## Written exercise
Find the lines holding the word "Master" and collect them.

## Input for this task
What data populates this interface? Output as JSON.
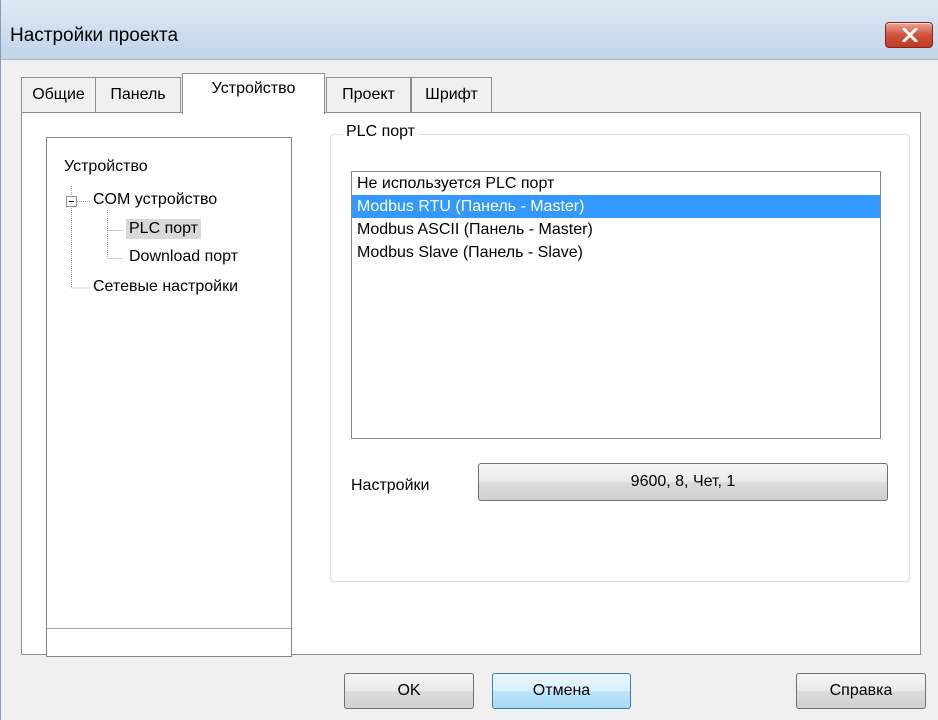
{
  "window": {
    "title": "Настройки проекта",
    "close_icon": "close-x-icon"
  },
  "tabs": [
    {
      "label": "Общие",
      "active": false
    },
    {
      "label": "Панель",
      "active": false
    },
    {
      "label": "Устройство",
      "active": true
    },
    {
      "label": "Проект",
      "active": false
    },
    {
      "label": "Шрифт",
      "active": false
    }
  ],
  "tree": {
    "root": "Устройство",
    "com_device": "COM устройство",
    "plc_port": "PLC порт",
    "download_port": "Download порт",
    "network_settings": "Сетевые настройки",
    "expander_icon": "minus-box-icon"
  },
  "plc_group": {
    "label": "PLC порт",
    "options": [
      "Не используется PLC порт",
      "Modbus RTU (Панель - Master)",
      "Modbus ASCII (Панель - Master)",
      "Modbus Slave (Панель - Slave)"
    ],
    "selected_index": 1,
    "settings_label": "Настройки",
    "settings_value": "9600, 8, Чет, 1"
  },
  "buttons": {
    "ok": "OK",
    "cancel": "Отмена",
    "help": "Справка"
  },
  "colors": {
    "selection": "#3399ff",
    "close_button": "#c13a22"
  }
}
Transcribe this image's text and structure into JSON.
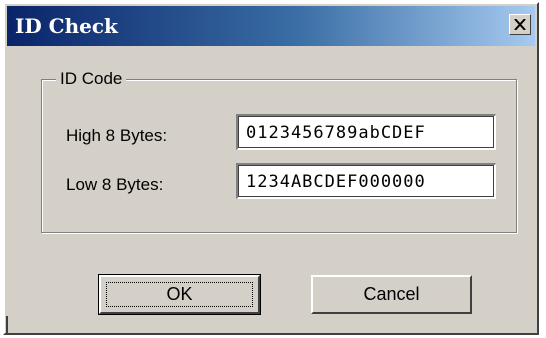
{
  "window": {
    "title": "ID Check",
    "close_icon": "close-icon"
  },
  "group": {
    "label": "ID Code",
    "fields": [
      {
        "label": "High 8 Bytes:",
        "value": "0123456789abCDEF"
      },
      {
        "label": "Low 8 Bytes:",
        "value": "1234ABCDEF000000"
      }
    ]
  },
  "buttons": {
    "ok_label": "OK",
    "cancel_label": "Cancel"
  },
  "colors": {
    "titlebar_start": "#0a246a",
    "titlebar_end": "#a6caf0",
    "dialog_face": "#d4d0c8"
  }
}
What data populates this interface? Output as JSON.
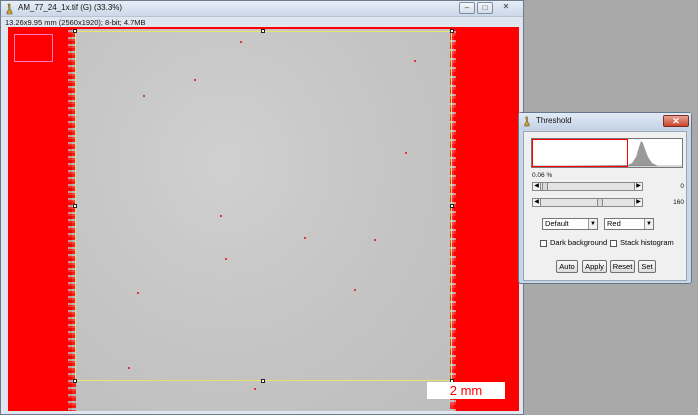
{
  "image_window": {
    "title": "AM_77_24_1x.tif (G) (33.3%)",
    "info": "13.26x9.95 mm (2560x1920); 8-bit; 4.7MB",
    "buttons": {
      "minimize": "–",
      "restore": "□",
      "close": "✕"
    },
    "scale_bar_label": "2 mm"
  },
  "threshold_dialog": {
    "title": "Threshold",
    "close": "✕",
    "percentage": "0.06 %",
    "slider_min_value": "0",
    "slider_max_value": "160",
    "slider_min_fraction": 0.0,
    "slider_max_fraction": 0.63,
    "method_select": "Default",
    "color_select": "Red",
    "dark_background_label": "Dark background",
    "stack_histogram_label": "Stack histogram",
    "dark_background_checked": false,
    "stack_histogram_checked": false,
    "buttons": {
      "auto": "Auto",
      "apply": "Apply",
      "reset": "Reset",
      "set": "Set"
    }
  },
  "colors": {
    "threshold_red": "#ff0000",
    "roi_yellow": "#e8e36a",
    "background_gray": "#a9a9a9"
  }
}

## Task response
      "Modbus RTU (Панель - Master)",
      "Modbus ASCII (Панель - Master)",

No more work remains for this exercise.